- _Your task_
Copy out each line of the data holding "Disconnect".

..........

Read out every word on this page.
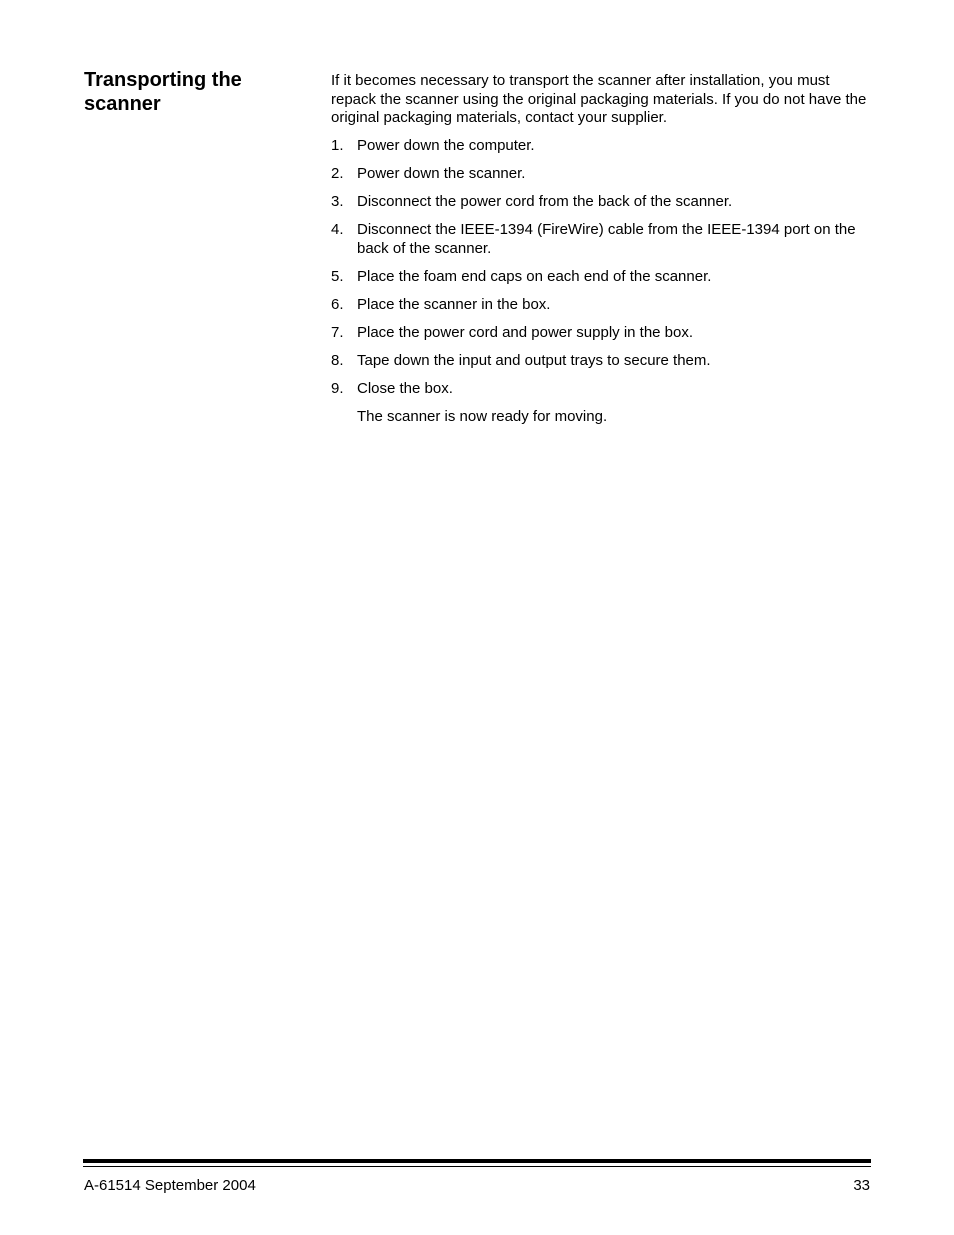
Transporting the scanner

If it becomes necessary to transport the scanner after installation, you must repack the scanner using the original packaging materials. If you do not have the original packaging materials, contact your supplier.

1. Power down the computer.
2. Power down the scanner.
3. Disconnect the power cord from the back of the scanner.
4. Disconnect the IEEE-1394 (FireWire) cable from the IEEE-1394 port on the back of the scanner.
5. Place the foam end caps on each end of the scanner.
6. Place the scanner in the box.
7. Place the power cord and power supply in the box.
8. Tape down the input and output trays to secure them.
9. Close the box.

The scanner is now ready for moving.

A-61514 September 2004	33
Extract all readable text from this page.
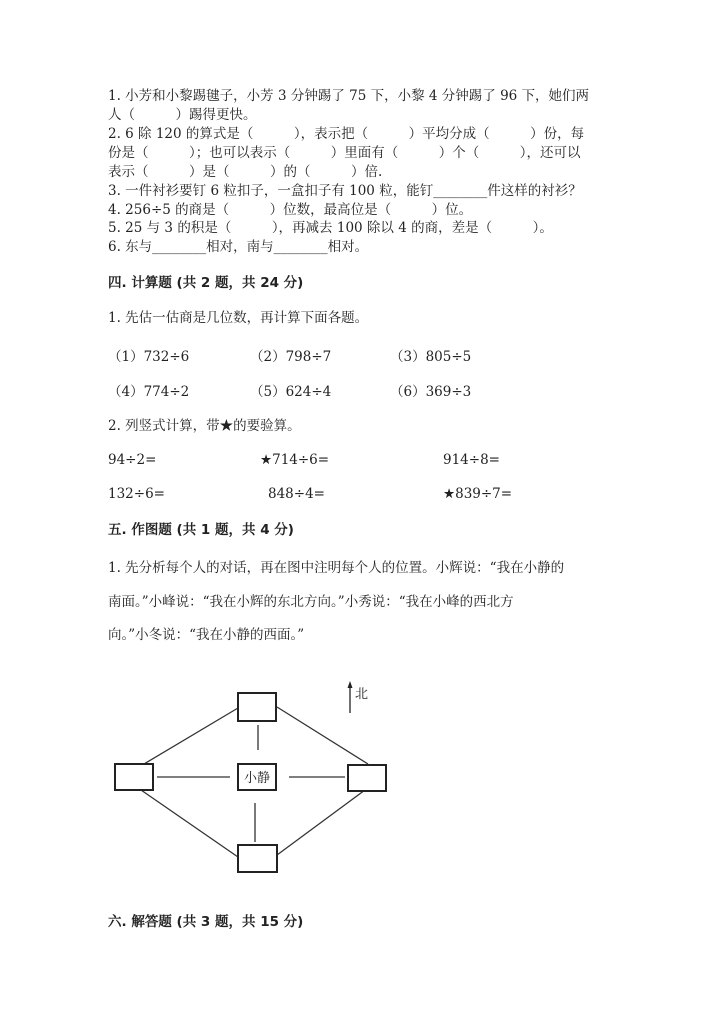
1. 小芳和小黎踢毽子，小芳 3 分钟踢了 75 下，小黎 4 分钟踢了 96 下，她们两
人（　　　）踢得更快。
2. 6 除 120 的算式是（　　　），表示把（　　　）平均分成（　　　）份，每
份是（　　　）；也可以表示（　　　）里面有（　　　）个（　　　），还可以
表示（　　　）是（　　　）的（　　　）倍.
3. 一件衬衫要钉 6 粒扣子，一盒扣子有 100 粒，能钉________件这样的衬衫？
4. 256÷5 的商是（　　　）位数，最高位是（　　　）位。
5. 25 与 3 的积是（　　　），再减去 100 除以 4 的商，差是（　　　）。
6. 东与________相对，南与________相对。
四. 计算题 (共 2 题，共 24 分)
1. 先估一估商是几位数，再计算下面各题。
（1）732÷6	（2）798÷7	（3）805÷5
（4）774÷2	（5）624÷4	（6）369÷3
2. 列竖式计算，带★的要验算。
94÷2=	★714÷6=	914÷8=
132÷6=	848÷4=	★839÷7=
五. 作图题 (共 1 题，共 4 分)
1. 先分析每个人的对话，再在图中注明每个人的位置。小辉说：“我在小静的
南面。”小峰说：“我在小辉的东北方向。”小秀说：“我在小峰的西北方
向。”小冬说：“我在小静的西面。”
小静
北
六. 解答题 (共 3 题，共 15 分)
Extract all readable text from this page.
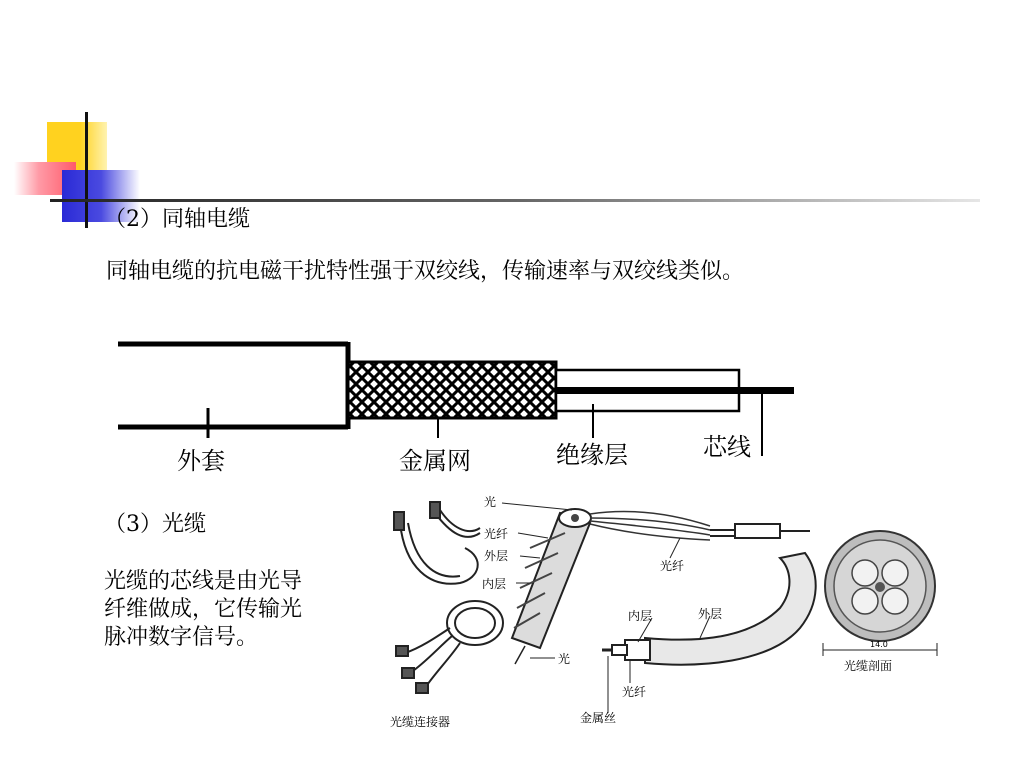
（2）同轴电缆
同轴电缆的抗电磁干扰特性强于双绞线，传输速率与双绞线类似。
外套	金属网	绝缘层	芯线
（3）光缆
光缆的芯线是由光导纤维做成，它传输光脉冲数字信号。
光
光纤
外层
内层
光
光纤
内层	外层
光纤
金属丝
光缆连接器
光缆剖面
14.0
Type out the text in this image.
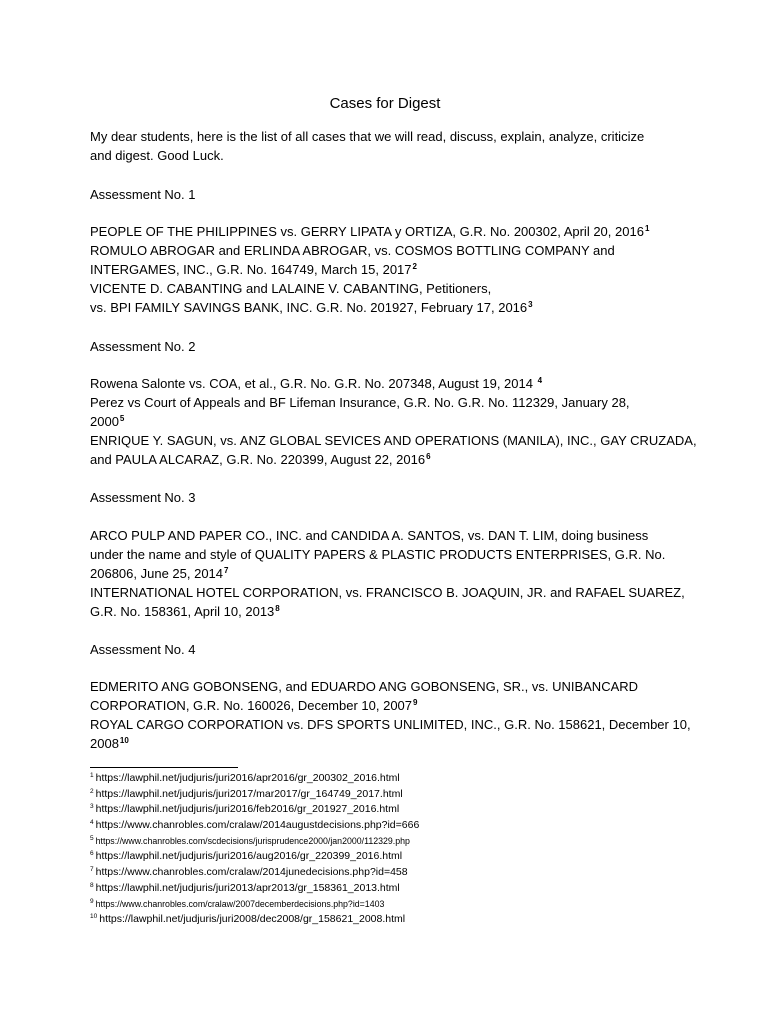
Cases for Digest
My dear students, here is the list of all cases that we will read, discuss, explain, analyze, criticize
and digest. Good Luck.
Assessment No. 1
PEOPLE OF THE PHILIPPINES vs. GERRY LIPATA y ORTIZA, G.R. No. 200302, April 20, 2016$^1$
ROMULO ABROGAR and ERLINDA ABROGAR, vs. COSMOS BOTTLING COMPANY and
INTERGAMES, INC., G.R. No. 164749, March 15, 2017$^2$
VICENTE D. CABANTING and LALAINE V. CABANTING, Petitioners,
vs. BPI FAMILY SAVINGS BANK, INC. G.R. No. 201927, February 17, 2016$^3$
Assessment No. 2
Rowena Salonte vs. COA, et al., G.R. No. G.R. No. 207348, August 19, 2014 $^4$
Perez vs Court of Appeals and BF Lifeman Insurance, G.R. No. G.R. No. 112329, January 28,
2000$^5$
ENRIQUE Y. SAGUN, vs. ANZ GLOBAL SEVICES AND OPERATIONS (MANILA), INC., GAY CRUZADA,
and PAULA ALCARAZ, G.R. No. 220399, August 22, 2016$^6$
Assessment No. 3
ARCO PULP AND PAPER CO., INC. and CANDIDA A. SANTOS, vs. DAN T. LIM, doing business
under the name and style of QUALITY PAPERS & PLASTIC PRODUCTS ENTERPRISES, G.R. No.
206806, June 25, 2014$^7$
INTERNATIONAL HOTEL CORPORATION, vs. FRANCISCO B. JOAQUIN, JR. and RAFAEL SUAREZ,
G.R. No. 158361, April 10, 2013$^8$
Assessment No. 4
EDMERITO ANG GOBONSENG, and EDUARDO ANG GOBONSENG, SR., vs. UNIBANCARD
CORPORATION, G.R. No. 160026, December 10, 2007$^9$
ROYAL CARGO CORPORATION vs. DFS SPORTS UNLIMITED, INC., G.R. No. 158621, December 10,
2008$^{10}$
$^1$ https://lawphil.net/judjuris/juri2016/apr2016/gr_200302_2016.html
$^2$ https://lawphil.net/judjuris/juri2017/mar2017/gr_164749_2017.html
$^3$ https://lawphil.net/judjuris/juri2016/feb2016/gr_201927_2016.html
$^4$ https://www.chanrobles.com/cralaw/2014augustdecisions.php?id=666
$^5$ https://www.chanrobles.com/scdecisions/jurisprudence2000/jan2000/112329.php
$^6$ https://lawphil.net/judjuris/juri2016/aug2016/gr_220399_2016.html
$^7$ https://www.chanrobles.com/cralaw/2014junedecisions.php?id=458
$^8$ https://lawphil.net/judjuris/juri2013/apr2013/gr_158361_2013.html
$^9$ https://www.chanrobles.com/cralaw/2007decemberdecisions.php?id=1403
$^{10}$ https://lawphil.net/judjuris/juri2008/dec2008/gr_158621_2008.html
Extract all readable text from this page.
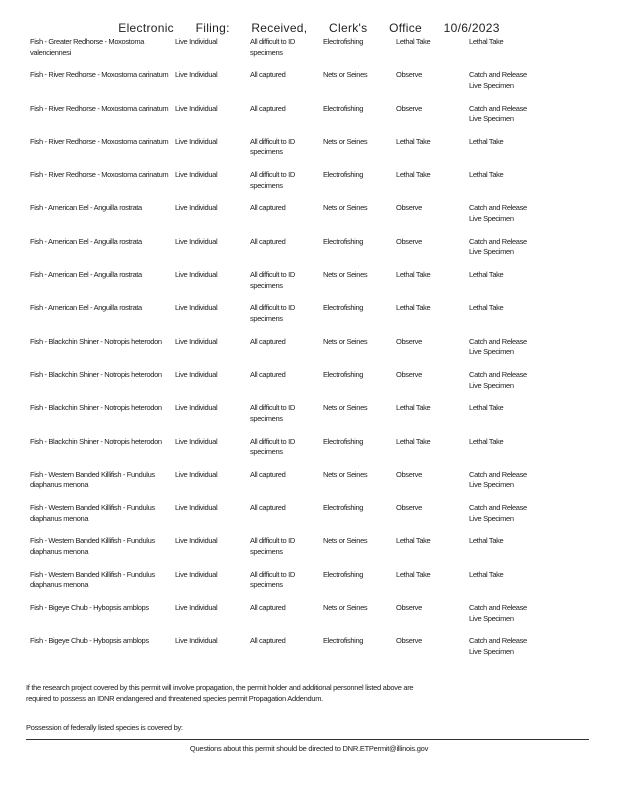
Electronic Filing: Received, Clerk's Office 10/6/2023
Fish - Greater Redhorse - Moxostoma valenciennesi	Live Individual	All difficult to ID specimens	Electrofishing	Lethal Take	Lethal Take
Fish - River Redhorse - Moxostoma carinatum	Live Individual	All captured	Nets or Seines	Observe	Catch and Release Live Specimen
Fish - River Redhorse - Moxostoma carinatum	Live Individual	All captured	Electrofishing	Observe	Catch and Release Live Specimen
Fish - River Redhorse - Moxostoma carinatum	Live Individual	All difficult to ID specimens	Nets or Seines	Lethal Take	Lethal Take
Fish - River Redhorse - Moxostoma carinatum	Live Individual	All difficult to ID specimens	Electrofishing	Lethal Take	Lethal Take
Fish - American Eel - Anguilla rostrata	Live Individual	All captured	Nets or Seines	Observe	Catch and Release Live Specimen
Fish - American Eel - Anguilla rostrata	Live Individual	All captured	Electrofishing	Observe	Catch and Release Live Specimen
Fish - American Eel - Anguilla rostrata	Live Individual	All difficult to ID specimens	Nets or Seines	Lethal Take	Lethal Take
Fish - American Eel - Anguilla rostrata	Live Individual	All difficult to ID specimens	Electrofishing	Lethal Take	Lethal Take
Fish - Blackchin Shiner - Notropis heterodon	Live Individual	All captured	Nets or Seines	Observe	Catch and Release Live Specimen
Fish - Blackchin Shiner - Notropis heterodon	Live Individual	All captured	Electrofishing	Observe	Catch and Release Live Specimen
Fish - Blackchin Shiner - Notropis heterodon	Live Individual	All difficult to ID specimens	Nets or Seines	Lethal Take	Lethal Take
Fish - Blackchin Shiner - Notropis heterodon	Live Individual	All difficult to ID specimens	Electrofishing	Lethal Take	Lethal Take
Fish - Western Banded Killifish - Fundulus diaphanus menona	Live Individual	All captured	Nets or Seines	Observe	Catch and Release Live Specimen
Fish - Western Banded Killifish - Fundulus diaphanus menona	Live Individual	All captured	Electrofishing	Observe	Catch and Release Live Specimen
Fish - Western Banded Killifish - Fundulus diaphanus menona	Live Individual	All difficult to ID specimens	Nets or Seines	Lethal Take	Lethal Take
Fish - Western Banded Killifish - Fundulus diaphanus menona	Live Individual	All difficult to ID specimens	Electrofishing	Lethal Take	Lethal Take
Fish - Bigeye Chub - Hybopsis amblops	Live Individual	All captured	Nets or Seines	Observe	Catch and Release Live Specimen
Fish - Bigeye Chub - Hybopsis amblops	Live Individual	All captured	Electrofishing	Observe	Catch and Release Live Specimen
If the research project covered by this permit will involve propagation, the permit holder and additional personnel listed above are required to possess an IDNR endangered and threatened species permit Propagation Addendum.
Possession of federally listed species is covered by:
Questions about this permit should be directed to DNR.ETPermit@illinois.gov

..........

- _Full response_
3. Disconnect the power cord from the back of the scanner.
4. Disconnect the IEEE-1394 (FireWire) cable from the IEEE-1394 port on the back of the scanner.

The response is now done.